Requirement: Convert the material, from its start through the line containing "The roller unit 129 is at (285, 310).", into a two-column CSV with columns input and output, with one row pairing each text with its answer. Put each field in quotes and replace its line breaks with spaces.

Material provided:
* START *
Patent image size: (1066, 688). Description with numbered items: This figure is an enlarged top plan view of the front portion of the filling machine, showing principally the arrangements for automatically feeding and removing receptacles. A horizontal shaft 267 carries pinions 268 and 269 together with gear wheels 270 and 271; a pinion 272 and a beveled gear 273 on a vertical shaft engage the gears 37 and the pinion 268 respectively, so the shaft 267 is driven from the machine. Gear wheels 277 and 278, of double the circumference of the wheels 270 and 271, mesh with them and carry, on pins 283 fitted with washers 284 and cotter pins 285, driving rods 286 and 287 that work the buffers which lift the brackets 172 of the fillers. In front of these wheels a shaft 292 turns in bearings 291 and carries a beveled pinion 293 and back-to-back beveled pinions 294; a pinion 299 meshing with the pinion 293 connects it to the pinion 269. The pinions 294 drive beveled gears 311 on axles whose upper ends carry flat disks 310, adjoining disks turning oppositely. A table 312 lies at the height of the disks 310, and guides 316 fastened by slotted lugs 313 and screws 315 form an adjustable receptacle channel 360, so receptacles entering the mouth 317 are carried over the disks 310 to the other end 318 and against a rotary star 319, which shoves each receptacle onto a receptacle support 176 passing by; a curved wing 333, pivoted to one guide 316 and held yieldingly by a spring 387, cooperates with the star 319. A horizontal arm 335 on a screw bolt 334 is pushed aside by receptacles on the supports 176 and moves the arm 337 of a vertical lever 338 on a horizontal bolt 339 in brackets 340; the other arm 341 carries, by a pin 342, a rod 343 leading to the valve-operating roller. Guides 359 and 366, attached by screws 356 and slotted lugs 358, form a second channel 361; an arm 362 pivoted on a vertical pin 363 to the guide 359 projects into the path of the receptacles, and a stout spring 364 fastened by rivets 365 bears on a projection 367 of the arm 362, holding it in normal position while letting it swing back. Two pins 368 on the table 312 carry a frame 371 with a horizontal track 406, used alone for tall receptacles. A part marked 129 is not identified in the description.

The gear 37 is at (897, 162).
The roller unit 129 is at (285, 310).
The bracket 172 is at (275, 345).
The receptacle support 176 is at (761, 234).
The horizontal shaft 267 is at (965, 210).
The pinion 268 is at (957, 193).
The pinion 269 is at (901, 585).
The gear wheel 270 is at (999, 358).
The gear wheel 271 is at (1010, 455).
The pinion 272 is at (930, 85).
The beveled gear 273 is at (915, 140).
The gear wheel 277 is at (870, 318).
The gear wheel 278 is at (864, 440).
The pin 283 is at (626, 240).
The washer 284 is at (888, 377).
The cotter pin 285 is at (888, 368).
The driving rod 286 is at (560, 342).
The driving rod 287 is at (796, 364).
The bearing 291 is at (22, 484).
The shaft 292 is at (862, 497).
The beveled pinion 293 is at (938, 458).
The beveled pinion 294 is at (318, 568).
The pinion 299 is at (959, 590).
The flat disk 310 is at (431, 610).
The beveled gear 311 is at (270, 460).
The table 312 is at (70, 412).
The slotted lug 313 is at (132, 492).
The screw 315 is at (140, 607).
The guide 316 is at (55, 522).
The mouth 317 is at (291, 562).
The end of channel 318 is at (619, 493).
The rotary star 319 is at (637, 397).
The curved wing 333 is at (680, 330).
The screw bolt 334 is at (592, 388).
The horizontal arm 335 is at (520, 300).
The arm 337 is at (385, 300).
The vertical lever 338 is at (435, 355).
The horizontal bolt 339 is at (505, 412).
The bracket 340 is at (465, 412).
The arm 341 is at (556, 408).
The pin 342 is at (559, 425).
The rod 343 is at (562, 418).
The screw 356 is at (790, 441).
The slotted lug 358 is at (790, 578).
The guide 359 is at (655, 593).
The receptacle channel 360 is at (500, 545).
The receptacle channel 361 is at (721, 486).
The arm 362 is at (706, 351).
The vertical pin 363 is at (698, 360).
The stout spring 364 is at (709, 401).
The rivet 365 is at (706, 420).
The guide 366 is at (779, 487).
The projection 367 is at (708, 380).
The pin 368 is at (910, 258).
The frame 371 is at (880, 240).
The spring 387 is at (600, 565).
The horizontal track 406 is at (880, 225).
* END *
Worked answer:
input,output
"Patent image size: (1066, 688). Description with numbered items: This figure is an enlarged top plan view of the front portion of the filling machine, showing principally the arrangements for automatically feeding and removing receptacles. A horizontal shaft 267 carries pinions 268 and 269 together with gear wheels 270 and 271; a pinion 272 and a beveled gear 273 on a vertical shaft engage the gears 37 and the pinion 268 respectively, so the shaft 267 is driven from the machine. Gear wheels 277 and 278, of double the circumference of the wheels 270 and 271, mesh with them and carry, on pins 283 fitted with washers 284 and cotter pins 285, driving rods 286 and 287 that work the buffers which lift the brackets 172 of the fillers. In front of these wheels a shaft 292 turns in bearings 291 and carries a beveled pinion 293 and back-to-back beveled pinions 294; a pinion 299 meshing with the pinion 293 connects it to the pinion 269. The pinions 294 drive beveled gears 311 on axles whose upper ends carry flat disks 310, adjoining disks turning oppositely. A table 312 lies at the height of the disks 310, and guides 316 fastened by slotted lugs 313 and screws 315 form an adjustable receptacle channel 360, so receptacles entering the mouth 317 are carried over the disks 310 to the other end 318 and against a rotary star 319, which shoves each receptacle onto a receptacle support 176 passing by; a curved wing 333, pivoted to one guide 316 and held yieldingly by a spring 387, cooperates with the star 319. A horizontal arm 335 on a screw bolt 334 is pushed aside by receptacles on the supports 176 and moves the arm 337 of a vertical lever 338 on a horizontal bolt 339 in brackets 340; the other arm 341 carries, by a pin 342, a rod 343 leading to the valve-operating roller. Guides 359 and 366, attached by screws 356 and slotted lugs 358, form a second channel 361; an arm 362 pivoted on a vertical pin 363 to the guide 359 projects into the path of the receptacles, and a stout spring 364 fastened by rivets 365 bears on a projection 367 of the arm 362, holding it in normal position while letting it swing back. Two pins 368 on the table 312 carry a frame 371 with a horizontal track 406, used alone for tall receptacles. A part marked 129 is not identified in the description.","The gear 37 is at (897, 162). The roller unit 129 is at (285, 310)."